> _Exercise details_: Select the lines that hold the word "data" and copy each one.

>>>>

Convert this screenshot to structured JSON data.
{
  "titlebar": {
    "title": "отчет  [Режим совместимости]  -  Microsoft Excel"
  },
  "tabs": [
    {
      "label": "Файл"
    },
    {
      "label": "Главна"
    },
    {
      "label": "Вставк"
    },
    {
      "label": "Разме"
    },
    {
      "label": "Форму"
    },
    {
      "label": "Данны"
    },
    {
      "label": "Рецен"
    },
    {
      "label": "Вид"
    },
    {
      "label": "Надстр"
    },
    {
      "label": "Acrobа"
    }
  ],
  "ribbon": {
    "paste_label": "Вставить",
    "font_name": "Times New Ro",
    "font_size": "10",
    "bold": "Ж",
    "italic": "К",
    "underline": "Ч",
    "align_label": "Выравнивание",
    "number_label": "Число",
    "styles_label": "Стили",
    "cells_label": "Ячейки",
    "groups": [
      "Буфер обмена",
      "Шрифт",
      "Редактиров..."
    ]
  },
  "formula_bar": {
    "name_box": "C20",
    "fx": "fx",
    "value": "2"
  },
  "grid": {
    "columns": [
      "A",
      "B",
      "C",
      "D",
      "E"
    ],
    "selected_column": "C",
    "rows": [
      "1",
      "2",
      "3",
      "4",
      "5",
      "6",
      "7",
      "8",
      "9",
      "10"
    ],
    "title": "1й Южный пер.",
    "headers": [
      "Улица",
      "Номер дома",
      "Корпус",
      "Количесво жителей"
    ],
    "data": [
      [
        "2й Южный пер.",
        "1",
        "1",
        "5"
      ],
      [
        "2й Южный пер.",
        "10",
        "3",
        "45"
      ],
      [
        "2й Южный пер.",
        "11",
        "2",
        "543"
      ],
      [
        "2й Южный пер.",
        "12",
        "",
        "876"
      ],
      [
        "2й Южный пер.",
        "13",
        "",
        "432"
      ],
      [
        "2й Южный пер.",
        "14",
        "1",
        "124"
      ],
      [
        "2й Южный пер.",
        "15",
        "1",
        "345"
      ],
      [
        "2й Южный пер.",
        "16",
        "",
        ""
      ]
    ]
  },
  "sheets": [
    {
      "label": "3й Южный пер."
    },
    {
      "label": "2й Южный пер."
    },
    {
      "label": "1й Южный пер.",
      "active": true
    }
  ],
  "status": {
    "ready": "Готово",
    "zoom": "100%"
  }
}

<<<<

> _Task output_:
Convert this screenshot to structured JSON data.
    "data": [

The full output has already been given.